• Problem details
Extract the full set of records, then give each one again exactly.

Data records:
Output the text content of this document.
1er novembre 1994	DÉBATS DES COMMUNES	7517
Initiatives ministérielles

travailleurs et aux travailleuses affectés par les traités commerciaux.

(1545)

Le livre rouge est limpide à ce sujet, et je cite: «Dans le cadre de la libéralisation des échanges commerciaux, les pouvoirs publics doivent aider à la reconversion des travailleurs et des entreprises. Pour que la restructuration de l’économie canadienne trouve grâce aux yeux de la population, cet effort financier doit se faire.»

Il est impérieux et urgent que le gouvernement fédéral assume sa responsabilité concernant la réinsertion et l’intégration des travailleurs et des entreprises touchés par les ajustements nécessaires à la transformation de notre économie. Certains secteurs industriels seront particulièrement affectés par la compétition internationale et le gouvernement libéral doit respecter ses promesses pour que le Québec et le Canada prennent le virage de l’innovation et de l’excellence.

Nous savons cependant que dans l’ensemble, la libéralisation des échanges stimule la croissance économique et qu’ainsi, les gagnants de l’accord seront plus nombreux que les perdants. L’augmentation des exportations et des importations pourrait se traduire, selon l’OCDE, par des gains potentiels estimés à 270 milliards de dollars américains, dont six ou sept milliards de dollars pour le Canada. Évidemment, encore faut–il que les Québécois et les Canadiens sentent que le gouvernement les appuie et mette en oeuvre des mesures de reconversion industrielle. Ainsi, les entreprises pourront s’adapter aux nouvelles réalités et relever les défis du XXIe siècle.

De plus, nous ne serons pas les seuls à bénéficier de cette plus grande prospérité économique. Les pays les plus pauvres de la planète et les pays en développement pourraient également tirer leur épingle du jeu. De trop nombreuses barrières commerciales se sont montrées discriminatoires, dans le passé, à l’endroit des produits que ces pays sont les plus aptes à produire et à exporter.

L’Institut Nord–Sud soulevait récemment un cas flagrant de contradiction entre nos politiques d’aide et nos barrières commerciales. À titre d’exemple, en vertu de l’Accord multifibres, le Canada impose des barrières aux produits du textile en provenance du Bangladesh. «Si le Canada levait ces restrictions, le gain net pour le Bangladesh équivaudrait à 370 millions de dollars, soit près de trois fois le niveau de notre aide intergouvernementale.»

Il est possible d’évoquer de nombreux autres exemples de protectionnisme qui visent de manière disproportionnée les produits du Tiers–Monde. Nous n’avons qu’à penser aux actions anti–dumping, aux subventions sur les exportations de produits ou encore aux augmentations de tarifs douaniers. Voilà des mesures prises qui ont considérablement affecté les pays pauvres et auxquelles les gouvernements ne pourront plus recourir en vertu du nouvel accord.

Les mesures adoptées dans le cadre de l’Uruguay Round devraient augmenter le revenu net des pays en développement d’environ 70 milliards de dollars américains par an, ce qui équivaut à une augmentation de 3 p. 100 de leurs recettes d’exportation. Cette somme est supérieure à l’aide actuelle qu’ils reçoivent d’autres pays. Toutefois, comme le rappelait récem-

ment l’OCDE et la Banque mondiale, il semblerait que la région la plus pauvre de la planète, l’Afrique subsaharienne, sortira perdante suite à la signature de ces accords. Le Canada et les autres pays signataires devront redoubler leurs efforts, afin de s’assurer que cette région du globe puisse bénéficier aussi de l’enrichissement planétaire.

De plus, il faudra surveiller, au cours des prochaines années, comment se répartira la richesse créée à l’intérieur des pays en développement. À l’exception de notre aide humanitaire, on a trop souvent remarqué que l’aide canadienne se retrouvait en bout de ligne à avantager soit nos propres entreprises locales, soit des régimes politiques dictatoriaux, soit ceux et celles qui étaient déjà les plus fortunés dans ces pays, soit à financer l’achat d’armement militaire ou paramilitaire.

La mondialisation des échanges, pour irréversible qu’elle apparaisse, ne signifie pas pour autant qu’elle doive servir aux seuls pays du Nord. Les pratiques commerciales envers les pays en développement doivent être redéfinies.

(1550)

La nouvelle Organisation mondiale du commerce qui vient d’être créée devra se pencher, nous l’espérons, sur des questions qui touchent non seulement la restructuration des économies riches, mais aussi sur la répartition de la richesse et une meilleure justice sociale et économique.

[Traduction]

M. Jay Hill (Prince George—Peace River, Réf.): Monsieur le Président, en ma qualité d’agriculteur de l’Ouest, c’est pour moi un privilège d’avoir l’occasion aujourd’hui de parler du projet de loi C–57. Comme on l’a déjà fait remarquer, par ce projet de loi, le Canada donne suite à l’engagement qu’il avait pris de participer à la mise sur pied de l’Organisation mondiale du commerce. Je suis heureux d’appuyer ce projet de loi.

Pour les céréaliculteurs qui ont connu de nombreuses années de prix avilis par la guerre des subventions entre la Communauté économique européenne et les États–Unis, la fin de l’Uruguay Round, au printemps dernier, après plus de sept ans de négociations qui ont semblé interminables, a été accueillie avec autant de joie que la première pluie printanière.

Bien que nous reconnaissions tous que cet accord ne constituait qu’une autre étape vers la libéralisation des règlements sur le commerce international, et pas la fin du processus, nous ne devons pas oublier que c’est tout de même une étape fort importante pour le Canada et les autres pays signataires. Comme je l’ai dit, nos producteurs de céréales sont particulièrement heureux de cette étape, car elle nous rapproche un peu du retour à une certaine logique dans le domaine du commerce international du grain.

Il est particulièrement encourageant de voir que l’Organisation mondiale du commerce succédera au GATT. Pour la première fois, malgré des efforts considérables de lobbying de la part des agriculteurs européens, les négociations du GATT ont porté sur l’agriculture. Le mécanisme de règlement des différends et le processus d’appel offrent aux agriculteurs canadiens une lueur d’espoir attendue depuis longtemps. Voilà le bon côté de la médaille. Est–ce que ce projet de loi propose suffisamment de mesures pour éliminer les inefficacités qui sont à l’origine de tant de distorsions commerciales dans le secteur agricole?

• Reply
Output the text content of this document.
1er novembre 1994	DÉBATS DES COMMUNES	7517
Initiatives ministérielles

travailleurs et aux travailleuses affectés par les traités commerciaux.

(1545)

Le livre rouge est limpide à ce sujet, et je cite: «Dans le cadre de la libéralisation des échanges commerciaux, les pouvoirs publics doivent aider à la reconversion des travailleurs et des entreprises. Pour que la restructuration de l’économie canadienne trouve grâce aux yeux de la population, cet effort financier doit se faire.»

Il est impérieux et urgent que le gouvernement fédéral assume sa responsabilité concernant la réinsertion et l’intégration des travailleurs et des entreprises touchés par les ajustements nécessaires à la transformation de notre économie. Certains secteurs industriels seront particulièrement affectés par la compétition internationale et le gouvernement libéral doit respecter ses promesses pour que le Québec et le Canada prennent le virage de l’innovation et de l’excellence.

Nous savons cependant que dans l’ensemble, la libéralisation des échanges stimule la croissance économique et qu’ainsi, les gagnants de l’accord seront plus nombreux que les perdants. L’augmentation des exportations et des importations pourrait se traduire, selon l’OCDE, par des gains potentiels estimés à 270 milliards de dollars américains, dont six ou sept milliards de dollars pour le Canada. Évidemment, encore faut–il que les Québécois et les Canadiens sentent que le gouvernement les appuie et mette en oeuvre des mesures de reconversion industrielle. Ainsi, les entreprises pourront s’adapter aux nouvelles réalités et relever les défis du XXIe siècle.

De plus, nous ne serons pas les seuls à bénéficier de cette plus grande prospérité économique. Les pays les plus pauvres de la planète et les pays en développement pourraient également tirer leur épingle du jeu. De trop nombreuses barrières commerciales se sont montrées discriminatoires, dans le passé, à l’endroit des produits que ces pays sont les plus aptes à produire et à exporter.

L’Institut Nord–Sud soulevait récemment un cas flagrant de contradiction entre nos politiques d’aide et nos barrières commerciales. À titre d’exemple, en vertu de l’Accord multifibres, le Canada impose des barrières aux produits du textile en provenance du Bangladesh. «Si le Canada levait ces restrictions, le gain net pour le Bangladesh équivaudrait à 370 millions de dollars, soit près de trois fois le niveau de notre aide intergouvernementale.»

Il est possible d’évoquer de nombreux autres exemples de protectionnisme qui visent de manière disproportionnée les produits du Tiers–Monde. Nous n’avons qu’à penser aux actions anti–dumping, aux subventions sur les exportations de produits ou encore aux augmentations de tarifs douaniers. Voilà des mesures prises qui ont considérablement affecté les pays pauvres et auxquelles les gouvernements ne pourront plus recourir en vertu du nouvel accord.

Les mesures adoptées dans le cadre de l’Uruguay Round devraient augmenter le revenu net des pays en développement d’environ 70 milliards de dollars américains par an, ce qui équivaut à une augmentation de 3 p. 100 de leurs recettes d’exportation. Cette somme est supérieure à l’aide actuelle qu’ils reçoivent d’autres pays. Toutefois, comme le rappelait récem-

ment l’OCDE et la Banque mondiale, il semblerait que la région la plus pauvre de la planète, l’Afrique subsaharienne, sortira perdante suite à la signature de ces accords. Le Canada et les autres pays signataires devront redoubler leurs efforts, afin de s’assurer que cette région du globe puisse bénéficier aussi de l’enrichissement planétaire.

De plus, il faudra surveiller, au cours des prochaines années, comment se répartira la richesse créée à l’intérieur des pays en développement. À l’exception de notre aide humanitaire, on a trop souvent remarqué que l’aide canadienne se retrouvait en bout de ligne à avantager soit nos propres entreprises locales, soit des régimes politiques dictatoriaux, soit ceux et celles qui étaient déjà les plus fortunés dans ces pays, soit à financer l’achat d’armement militaire ou paramilitaire.

La mondialisation des échanges, pour irréversible qu’elle apparaisse, ne signifie pas pour autant qu’elle doive servir aux seuls pays du Nord. Les pratiques commerciales envers les pays en développement doivent être redéfinies.

(1550)

La nouvelle Organisation mondiale du commerce qui vient d’être créée devra se pencher, nous l’espérons, sur des questions qui touchent non seulement la restructuration des économies riches, mais aussi sur la répartition de la richesse et une meilleure justice sociale et économique.

[Traduction]

M. Jay Hill (Prince George—Peace River, Réf.): Monsieur le Président, en ma qualité d’agriculteur de l’Ouest, c’est pour moi un privilège d’avoir l’occasion aujourd’hui de parler du projet de loi C–57. Comme on l’a déjà fait remarquer, par ce projet de loi, le Canada donne suite à l’engagement qu’il avait pris de participer à la mise sur pied de l’Organisation mondiale du commerce. Je suis heureux d’appuyer ce projet de loi.

Pour les céréaliculteurs qui ont connu de nombreuses années de prix avilis par la guerre des subventions entre la Communauté économique européenne et les États–Unis, la fin de l’Uruguay Round, au printemps dernier, après plus de sept ans de négociations qui ont semblé interminables, a été accueillie avec autant de joie que la première pluie printanière.

Bien que nous reconnaissions tous que cet accord ne constituait qu’une autre étape vers la libéralisation des règlements sur le commerce international, et pas la fin du processus, nous ne devons pas oublier que c’est tout de même une étape fort importante pour le Canada et les autres pays signataires. Comme je l’ai dit, nos producteurs de céréales sont particulièrement heureux de cette étape, car elle nous rapproche un peu du retour à une certaine logique dans le domaine du commerce international du grain.

Il est particulièrement encourageant de voir que l’Organisation mondiale du commerce succédera au GATT. Pour la première fois, malgré des efforts considérables de lobbying de la part des agriculteurs européens, les négociations du GATT ont porté sur l’agriculture. Le mécanisme de règlement des différends et le processus d’appel offrent aux agriculteurs canadiens une lueur d’espoir attendue depuis longtemps. Voilà le bon côté de la médaille. Est–ce que ce projet de loi propose suffisamment de mesures pour éliminer les inefficacités qui sont à l’origine de tant de distorsions commerciales dans le secteur agricole?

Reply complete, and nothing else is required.